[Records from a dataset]

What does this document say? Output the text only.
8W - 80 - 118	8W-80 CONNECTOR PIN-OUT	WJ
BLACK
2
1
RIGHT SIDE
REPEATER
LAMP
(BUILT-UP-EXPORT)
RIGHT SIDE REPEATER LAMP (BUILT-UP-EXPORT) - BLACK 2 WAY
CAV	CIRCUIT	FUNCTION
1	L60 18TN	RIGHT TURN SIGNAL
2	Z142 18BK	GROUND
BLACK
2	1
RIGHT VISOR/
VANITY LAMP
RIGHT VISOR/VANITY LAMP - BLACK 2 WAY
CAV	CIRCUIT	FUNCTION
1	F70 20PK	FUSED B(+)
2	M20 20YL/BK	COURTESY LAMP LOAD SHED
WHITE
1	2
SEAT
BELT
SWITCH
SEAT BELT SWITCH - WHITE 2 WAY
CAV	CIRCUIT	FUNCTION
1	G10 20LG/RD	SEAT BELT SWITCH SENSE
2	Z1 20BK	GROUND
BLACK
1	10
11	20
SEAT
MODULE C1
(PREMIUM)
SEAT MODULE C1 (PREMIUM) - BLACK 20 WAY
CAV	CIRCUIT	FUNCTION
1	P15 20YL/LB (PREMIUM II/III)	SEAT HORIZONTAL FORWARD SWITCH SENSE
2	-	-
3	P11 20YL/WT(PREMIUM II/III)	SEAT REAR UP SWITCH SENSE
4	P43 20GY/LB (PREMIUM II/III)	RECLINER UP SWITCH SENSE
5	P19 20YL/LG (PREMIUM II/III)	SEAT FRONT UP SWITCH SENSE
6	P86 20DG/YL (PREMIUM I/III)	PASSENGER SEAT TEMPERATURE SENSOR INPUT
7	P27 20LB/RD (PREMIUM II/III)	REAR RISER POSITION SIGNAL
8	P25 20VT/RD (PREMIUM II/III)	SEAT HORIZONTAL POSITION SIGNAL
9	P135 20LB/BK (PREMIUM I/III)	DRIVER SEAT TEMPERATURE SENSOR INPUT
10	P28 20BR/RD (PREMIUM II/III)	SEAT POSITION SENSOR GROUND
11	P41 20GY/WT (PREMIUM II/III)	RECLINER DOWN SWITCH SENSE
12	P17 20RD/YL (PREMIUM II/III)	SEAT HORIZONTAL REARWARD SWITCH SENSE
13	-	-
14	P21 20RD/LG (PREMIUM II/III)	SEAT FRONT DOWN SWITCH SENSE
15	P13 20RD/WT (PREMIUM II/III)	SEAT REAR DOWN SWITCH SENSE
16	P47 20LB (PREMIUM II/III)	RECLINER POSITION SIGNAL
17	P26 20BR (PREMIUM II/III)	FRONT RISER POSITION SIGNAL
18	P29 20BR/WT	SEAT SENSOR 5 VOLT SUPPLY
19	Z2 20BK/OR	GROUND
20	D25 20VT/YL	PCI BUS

■ Problem requirements:
Pick out all lines from the data above in which the word "DOWN" appears.

■ Solution:
11	P41 20GY/WT (PREMIUM II/III)	RECLINER DOWN SWITCH SENSE
14	P21 20RD/LG (PREMIUM II/III)	SEAT FRONT DOWN SWITCH SENSE
15	P13 20RD/WT (PREMIUM II/III)	SEAT REAR DOWN SWITCH SENSE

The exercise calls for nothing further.